• Requirement:
Look for the string "walk" in the lines and copy each line that has it.

• Source data:

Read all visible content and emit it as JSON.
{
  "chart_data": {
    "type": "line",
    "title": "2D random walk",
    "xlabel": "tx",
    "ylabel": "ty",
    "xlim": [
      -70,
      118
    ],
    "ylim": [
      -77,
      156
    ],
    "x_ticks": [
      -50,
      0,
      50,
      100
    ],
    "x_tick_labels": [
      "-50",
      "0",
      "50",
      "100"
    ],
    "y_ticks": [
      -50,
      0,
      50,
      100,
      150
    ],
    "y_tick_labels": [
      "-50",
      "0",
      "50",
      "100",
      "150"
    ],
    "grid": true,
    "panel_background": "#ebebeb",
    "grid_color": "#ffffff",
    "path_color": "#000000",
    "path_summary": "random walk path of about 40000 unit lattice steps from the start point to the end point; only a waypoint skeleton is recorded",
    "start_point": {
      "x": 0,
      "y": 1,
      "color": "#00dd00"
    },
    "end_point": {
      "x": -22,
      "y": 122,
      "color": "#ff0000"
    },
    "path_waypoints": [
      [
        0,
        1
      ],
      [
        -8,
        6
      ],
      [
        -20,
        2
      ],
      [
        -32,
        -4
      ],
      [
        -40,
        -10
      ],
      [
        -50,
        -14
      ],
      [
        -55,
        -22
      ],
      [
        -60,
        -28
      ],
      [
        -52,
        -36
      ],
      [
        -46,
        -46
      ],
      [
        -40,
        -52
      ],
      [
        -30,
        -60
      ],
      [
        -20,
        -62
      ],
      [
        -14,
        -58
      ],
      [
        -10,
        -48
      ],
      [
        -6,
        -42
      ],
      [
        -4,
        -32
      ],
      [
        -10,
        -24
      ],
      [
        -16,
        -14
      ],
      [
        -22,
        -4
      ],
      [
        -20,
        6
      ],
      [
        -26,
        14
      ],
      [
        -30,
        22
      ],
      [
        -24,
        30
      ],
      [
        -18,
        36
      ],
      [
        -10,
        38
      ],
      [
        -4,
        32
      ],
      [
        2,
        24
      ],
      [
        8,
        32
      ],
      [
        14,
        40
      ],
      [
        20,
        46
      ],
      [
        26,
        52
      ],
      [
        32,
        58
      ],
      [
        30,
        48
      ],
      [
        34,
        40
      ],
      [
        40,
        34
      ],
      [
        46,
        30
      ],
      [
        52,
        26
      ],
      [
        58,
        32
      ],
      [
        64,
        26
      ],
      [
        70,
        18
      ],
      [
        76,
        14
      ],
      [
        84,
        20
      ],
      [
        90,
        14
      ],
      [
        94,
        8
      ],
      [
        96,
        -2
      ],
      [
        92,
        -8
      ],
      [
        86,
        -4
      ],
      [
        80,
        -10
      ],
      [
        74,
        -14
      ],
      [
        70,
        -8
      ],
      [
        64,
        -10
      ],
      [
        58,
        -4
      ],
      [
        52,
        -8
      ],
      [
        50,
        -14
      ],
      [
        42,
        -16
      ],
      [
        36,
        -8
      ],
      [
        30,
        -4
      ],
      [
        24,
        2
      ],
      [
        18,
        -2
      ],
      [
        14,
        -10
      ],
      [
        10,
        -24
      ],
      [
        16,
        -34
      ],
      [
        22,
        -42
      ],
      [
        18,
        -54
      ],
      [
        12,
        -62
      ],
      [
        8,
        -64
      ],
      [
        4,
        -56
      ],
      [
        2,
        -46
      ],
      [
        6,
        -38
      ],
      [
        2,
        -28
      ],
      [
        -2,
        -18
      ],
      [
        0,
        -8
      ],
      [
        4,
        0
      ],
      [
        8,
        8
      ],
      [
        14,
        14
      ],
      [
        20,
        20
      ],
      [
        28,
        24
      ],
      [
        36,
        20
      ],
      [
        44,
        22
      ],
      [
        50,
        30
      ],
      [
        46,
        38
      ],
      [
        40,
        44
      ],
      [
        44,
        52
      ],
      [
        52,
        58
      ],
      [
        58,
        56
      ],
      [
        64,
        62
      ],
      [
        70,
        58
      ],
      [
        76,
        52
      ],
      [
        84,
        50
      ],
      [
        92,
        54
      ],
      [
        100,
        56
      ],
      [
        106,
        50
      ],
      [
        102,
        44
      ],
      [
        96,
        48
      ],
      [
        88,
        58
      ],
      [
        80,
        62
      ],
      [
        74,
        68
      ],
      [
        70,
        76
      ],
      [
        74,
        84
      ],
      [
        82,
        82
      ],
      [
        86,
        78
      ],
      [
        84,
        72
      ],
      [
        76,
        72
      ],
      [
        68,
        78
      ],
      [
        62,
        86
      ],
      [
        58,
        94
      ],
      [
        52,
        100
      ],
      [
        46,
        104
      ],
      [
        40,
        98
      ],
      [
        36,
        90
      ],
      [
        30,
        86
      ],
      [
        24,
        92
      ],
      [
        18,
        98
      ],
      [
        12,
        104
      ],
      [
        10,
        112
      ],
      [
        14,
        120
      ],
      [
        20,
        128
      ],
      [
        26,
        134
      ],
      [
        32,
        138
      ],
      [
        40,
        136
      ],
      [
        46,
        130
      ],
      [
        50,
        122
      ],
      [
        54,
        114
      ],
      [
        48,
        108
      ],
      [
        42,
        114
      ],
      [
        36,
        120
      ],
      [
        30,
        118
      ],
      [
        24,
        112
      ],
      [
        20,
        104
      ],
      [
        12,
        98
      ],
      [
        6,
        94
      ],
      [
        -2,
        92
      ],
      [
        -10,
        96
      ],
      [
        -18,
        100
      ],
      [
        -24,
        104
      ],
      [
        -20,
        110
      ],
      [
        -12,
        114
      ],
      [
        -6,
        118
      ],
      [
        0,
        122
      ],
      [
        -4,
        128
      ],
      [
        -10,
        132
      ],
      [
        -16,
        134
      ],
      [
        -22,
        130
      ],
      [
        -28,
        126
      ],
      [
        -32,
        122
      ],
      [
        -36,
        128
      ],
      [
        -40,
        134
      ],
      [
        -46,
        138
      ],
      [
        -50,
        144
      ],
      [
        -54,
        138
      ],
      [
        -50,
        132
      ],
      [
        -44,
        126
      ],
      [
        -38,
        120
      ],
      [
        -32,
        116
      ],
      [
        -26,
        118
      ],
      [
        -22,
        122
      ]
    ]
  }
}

• Exercise solution:
    "title": "2D random walk",
    "path_summary": "random walk path of about 40000 unit lattice steps from the start point to the end point; only a waypoint skeleton is recorded",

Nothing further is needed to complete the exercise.